[WORK REQUEST] Copy each line of the data below with the word "type".

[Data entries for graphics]
# # # # #
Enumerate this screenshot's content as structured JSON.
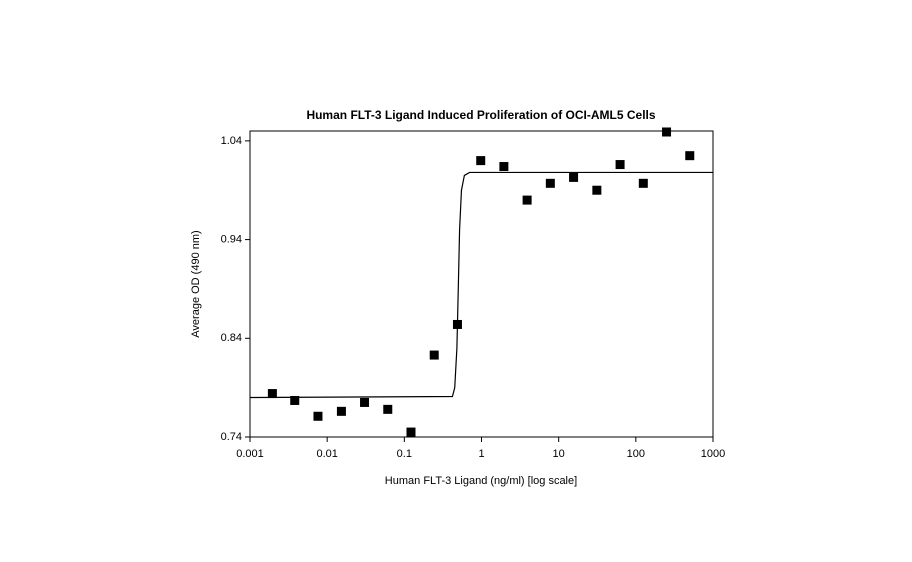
{
  "chart_data": {
    "type": "scatter",
    "title": "Human FLT-3 Ligand Induced Proliferation of OCI-AML5 Cells",
    "xlabel": "Human FLT-3 Ligand (ng/ml) [log scale]",
    "ylabel": "Average OD (490 nm)",
    "xscale": "log",
    "xlim": [
      0.001,
      1000
    ],
    "xticks": [
      0.001,
      0.01,
      0.1,
      1,
      10,
      100,
      1000
    ],
    "ylim": [
      0.74,
      1.05
    ],
    "yticks": [
      0.74,
      0.84,
      0.94,
      1.04
    ],
    "grid": false,
    "series": [
      {
        "type": "scatter",
        "marker": "square",
        "color": "#000000",
        "x": [
          0.00195,
          0.0038,
          0.0076,
          0.0153,
          0.0305,
          0.061,
          0.122,
          0.244,
          0.488,
          0.977,
          1.95,
          3.9,
          7.8,
          15.6,
          31.25,
          62.5,
          125,
          250,
          500
        ],
        "values": [
          0.784,
          0.777,
          0.761,
          0.766,
          0.775,
          0.768,
          0.745,
          0.823,
          0.854,
          1.02,
          1.014,
          0.98,
          0.997,
          1.003,
          0.99,
          1.016,
          0.997,
          1.049,
          1.025
        ]
      },
      {
        "type": "line",
        "color": "#000000",
        "x": [
          0.001,
          0.42,
          0.45,
          0.48,
          0.5,
          0.52,
          0.55,
          0.6,
          0.7,
          1000
        ],
        "values": [
          0.78,
          0.781,
          0.79,
          0.83,
          0.89,
          0.95,
          0.99,
          1.005,
          1.008,
          1.008
        ]
      }
    ]
  }
}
# # # # #
[OUTPUT FOR THIS TASK]
    "type": "scatter",
        "type": "scatter",
        "type": "line",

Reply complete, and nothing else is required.